***** Dataset content *****

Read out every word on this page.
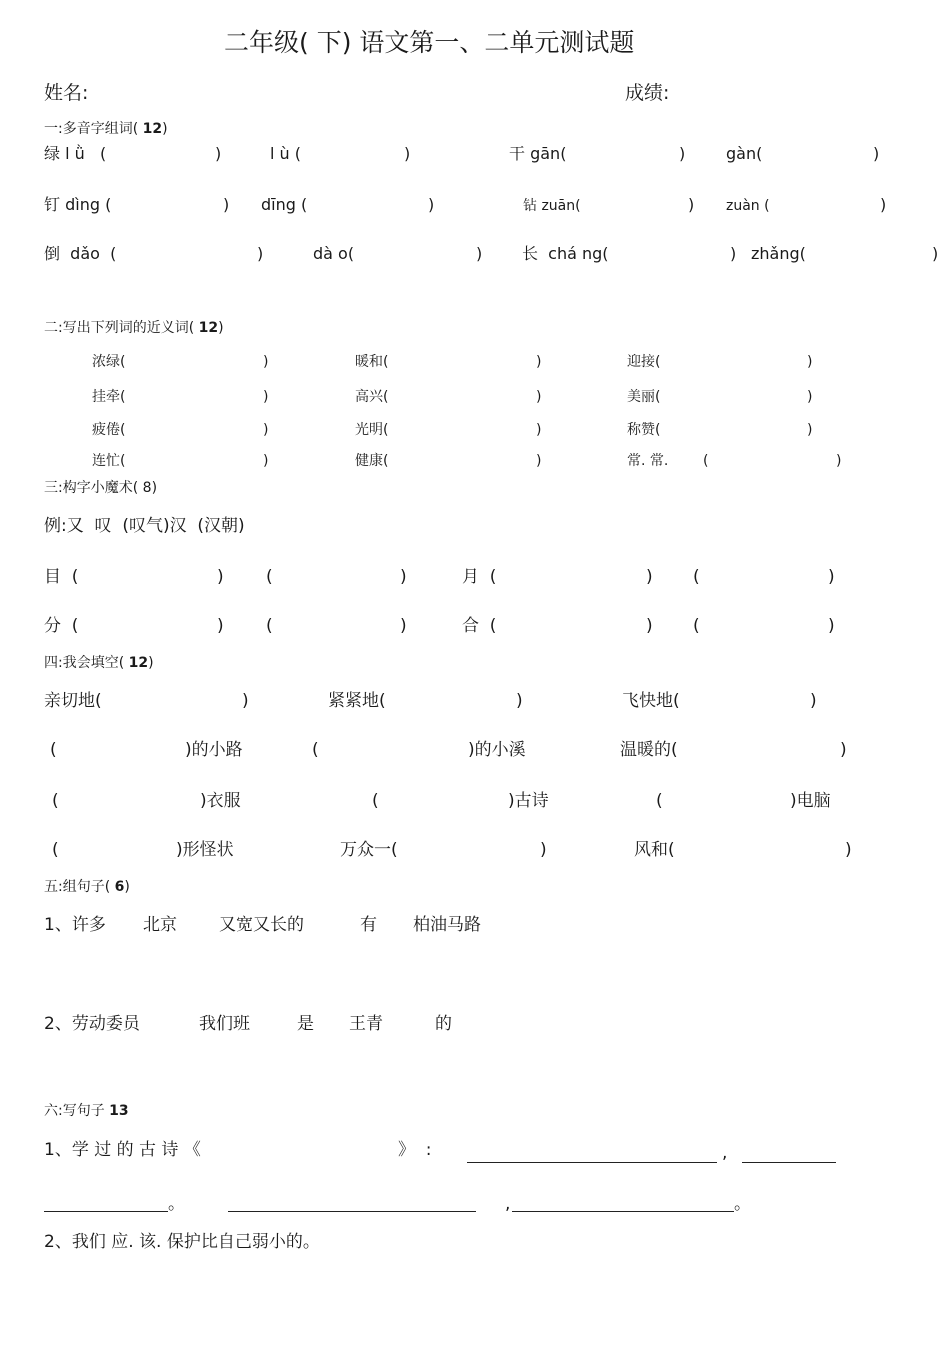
二年级( 下) 语文第一、二单元测试题
姓名:	成绩:
一:多音字组词( 12)
绿 l ǜ   (	)	l ù (	)	干 gān(	)	gàn(	)
钉 dìng (	) dīng (	)	钻 zuān(	) zuàn (	)
倒  dǎo  (	)	dà o(	) 长  chá ng(	) zhǎng(	)
二:写出下列词的近义词( 12)
浓绿(	)	暖和(	)	迎接(	)
挂牵(	)	高兴(	)	美丽(	)
疲倦(	)	光明(	)	称赞(	)
连忙(	)	健康(	)	常. 常. (	)
三:构字小魔术( 8)
例:又  叹  (叹气)汉  (汉朝)
目  (	) (	)	月  (	) (	)
分  (	) (	)	合  (	) (	)
四:我会填空( 12)
亲切地(	)	紧紧地(	)	飞快地(	)
(	)的小路	(	)的小溪	温暖的(	)
(	)衣服	(	)古诗	(	)电脑
(	)形怪状	万众一(	)	风和(	)
五:组句子( 6)
1、许多 北京 又宽又长的	有 柏油马路
2、劳动委员	我们班	是 王青	的
六:写句子 13
1、学 过 的 古 诗 《	》  :	,
。	,	。
2、我们 应. 该. 保护比自己弱小的。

*****

Challenge:
Quote the records in their entirety, keeping the wording exact and excluding pictures.

Exercise output:
Read out every word on this page.
二年级( 下) 语文第一、二单元测试题
姓名:	成绩:
一:多音字组词( 12)
绿 l ǜ   (	)	l ù (	)	干 gān(	)	gàn(	)
钉 dìng (	) dīng (	)	钻 zuān(	) zuàn (	)
倒  dǎo  (	)	dà o(	) 长  chá ng(	) zhǎng(	)
二:写出下列词的近义词( 12)
浓绿(	)	暖和(	)	迎接(	)
挂牵(	)	高兴(	)	美丽(	)
疲倦(	)	光明(	)	称赞(	)
连忙(	)	健康(	)	常. 常. (	)
三:构字小魔术( 8)
例:又  叹  (叹气)汉  (汉朝)
目  (	) (	)	月  (	) (	)
分  (	) (	)	合  (	) (	)
四:我会填空( 12)
亲切地(	)	紧紧地(	)	飞快地(	)
(	)的小路	(	)的小溪	温暖的(	)
(	)衣服	(	)古诗	(	)电脑
(	)形怪状	万众一(	)	风和(	)
五:组句子( 6)
1、许多 北京 又宽又长的	有 柏油马路
2、劳动委员	我们班	是 王青	的
六:写句子 13
1、学 过 的 古 诗 《	》  :	,
。	,	。
2、我们 应. 该. 保护比自己弱小的。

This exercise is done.